◆ Extracted information
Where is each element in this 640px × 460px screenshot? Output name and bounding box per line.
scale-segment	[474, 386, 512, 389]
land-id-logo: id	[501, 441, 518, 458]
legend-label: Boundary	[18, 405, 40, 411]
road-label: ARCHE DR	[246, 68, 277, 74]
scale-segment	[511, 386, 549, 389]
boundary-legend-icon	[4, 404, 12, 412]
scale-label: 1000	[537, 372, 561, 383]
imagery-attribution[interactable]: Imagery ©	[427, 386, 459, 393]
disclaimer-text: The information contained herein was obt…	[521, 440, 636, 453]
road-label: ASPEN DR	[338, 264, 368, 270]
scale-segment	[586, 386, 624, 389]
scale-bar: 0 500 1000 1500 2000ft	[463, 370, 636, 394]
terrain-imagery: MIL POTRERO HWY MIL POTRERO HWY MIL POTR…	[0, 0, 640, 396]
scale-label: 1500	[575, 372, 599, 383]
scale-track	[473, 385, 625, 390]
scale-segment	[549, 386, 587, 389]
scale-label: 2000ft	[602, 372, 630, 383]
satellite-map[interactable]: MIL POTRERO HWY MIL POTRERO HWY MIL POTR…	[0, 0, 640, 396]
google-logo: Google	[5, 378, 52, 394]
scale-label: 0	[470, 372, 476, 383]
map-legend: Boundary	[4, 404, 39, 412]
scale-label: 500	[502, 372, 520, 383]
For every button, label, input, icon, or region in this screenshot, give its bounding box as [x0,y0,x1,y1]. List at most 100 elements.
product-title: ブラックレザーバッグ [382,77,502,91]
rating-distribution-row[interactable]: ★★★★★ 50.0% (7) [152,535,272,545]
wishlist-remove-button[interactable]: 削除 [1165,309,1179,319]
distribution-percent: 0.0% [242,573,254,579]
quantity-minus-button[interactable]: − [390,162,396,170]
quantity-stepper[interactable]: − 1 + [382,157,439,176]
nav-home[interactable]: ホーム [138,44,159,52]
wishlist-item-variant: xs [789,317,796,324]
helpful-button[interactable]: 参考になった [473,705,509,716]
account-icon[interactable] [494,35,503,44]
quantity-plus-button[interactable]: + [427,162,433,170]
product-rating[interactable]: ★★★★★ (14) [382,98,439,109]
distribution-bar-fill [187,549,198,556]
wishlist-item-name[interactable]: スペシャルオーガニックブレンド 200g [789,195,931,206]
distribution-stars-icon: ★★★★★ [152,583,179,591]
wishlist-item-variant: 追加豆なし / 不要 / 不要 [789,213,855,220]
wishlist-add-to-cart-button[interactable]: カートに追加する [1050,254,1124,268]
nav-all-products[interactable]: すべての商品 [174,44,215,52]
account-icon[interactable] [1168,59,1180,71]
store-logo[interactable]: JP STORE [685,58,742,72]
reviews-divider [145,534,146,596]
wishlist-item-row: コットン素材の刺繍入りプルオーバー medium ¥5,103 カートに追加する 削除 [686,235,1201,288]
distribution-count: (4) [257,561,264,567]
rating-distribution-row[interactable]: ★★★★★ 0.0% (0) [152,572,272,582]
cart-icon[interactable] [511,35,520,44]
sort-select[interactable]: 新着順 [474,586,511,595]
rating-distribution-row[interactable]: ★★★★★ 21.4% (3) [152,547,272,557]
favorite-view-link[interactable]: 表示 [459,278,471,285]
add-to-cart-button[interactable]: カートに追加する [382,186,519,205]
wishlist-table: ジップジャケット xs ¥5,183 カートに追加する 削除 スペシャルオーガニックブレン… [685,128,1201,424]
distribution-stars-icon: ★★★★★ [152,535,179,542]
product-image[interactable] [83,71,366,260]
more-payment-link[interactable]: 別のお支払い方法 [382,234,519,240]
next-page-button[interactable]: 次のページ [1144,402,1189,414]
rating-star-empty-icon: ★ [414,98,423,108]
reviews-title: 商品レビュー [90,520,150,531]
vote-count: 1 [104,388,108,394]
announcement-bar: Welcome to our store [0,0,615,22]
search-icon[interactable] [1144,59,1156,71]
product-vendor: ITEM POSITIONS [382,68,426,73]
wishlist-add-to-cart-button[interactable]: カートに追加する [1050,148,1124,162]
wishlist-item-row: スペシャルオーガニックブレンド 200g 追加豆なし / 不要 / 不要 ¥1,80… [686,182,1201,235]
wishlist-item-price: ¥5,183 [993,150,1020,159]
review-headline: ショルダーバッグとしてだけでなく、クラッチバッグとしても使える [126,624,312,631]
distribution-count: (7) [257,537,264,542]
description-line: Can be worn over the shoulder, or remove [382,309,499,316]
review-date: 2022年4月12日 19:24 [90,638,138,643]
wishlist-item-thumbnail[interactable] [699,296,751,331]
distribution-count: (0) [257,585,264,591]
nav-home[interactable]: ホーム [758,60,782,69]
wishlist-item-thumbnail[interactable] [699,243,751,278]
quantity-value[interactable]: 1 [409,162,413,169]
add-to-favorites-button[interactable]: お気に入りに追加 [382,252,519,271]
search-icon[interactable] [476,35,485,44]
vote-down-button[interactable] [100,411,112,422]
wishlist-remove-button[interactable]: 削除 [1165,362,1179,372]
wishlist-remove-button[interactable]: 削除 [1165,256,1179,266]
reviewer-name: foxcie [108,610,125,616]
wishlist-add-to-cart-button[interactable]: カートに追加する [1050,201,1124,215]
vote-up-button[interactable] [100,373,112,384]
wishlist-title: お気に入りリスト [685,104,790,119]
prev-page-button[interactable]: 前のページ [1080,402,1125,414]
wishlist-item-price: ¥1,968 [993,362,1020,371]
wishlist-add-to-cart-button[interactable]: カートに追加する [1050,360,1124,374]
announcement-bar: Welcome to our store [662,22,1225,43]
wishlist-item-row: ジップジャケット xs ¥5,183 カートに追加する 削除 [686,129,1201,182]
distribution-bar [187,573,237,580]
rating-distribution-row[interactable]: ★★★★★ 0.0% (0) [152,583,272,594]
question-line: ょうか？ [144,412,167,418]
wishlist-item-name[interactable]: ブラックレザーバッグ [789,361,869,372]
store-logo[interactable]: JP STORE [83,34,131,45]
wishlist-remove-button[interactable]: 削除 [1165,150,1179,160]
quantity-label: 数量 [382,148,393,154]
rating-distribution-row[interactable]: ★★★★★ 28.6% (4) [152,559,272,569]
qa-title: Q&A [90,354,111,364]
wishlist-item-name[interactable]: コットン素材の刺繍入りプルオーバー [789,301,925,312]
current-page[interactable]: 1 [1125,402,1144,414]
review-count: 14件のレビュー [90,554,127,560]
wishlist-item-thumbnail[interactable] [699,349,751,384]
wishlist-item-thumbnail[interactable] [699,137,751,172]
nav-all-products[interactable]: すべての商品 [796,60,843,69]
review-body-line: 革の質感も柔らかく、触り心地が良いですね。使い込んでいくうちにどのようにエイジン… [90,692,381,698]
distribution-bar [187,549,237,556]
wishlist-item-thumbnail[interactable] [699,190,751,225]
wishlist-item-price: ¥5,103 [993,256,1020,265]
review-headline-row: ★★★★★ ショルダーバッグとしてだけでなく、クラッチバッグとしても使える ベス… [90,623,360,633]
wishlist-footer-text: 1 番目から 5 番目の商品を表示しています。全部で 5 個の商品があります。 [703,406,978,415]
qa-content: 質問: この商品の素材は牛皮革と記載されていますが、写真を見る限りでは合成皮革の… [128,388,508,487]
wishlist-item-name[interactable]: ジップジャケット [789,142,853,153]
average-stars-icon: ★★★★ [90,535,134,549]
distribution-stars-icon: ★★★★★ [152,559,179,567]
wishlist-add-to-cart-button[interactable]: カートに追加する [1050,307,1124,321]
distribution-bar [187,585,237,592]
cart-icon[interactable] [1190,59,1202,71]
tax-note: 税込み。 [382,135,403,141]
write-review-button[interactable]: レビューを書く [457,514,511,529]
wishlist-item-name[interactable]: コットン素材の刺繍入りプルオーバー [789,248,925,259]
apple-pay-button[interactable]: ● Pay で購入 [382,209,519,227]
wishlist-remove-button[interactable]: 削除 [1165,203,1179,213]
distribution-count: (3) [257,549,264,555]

◆ The exercise
Turn the material from its first line through the line containing "386, 459, 393]", both included, into a numbered list, leaving out any blank lines.

◆ Solution
1. Where is each element in this 640px × 460px screenshot? Output name and bounding box per line.
2. scale-segment	[474, 386, 512, 389]
3. land-id-logo: id	[501, 441, 518, 458]
4. legend-label: Boundary	[18, 405, 40, 411]
5. road-label: ARCHE DR	[246, 68, 277, 74]
6. scale-segment	[511, 386, 549, 389]
7. boundary-legend-icon	[4, 404, 12, 412]
8. scale-label: 1000	[537, 372, 561, 383]
9. imagery-attribution[interactable]: Imagery ©	[427, 386, 459, 393]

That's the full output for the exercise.